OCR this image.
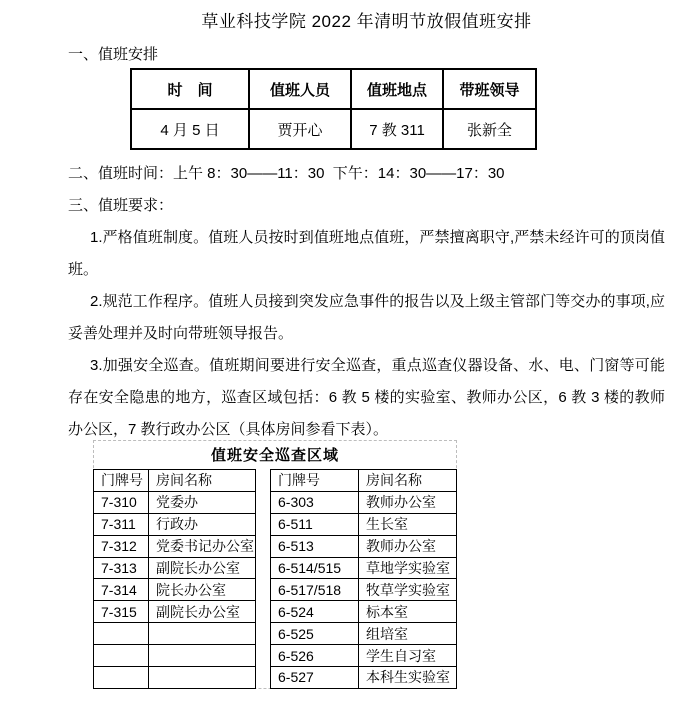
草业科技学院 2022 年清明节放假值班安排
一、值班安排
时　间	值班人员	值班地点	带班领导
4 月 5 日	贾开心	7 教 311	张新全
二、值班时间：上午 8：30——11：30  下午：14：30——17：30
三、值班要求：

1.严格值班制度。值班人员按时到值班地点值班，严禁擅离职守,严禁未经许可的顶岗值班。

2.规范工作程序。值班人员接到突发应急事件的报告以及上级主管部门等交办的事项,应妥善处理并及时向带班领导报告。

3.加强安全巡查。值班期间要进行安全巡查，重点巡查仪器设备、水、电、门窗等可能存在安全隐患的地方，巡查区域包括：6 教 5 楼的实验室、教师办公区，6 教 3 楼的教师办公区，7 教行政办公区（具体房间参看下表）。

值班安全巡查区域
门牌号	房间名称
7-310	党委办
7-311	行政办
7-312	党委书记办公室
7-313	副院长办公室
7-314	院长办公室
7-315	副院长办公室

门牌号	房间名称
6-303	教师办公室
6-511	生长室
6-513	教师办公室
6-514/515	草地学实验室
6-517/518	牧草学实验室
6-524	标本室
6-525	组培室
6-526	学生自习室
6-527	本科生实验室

What is asked:
Quote the material word for word, dropping any images it holds.

Solution to this task:
OCR this image.
草业科技学院 2022 年清明节放假值班安排
一、值班安排
时　间	值班人员	值班地点	带班领导
4 月 5 日	贾开心	7 教 311	张新全
二、值班时间：上午 8：30——11：30  下午：14：30——17：30
三、值班要求：

1.严格值班制度。值班人员按时到值班地点值班，严禁擅离职守,严禁未经许可的顶岗值班。

2.规范工作程序。值班人员接到突发应急事件的报告以及上级主管部门等交办的事项,应妥善处理并及时向带班领导报告。

3.加强安全巡查。值班期间要进行安全巡查，重点巡查仪器设备、水、电、门窗等可能存在安全隐患的地方，巡查区域包括：6 教 5 楼的实验室、教师办公区，6 教 3 楼的教师办公区，7 教行政办公区（具体房间参看下表）。

值班安全巡查区域
门牌号	房间名称
7-310	党委办
7-311	行政办
7-312	党委书记办公室
7-313	副院长办公室
7-314	院长办公室
7-315	副院长办公室

门牌号	房间名称
6-303	教师办公室
6-511	生长室
6-513	教师办公室
6-514/515	草地学实验室
6-517/518	牧草学实验室
6-524	标本室
6-525	组培室
6-526	学生自习室
6-527	本科生实验室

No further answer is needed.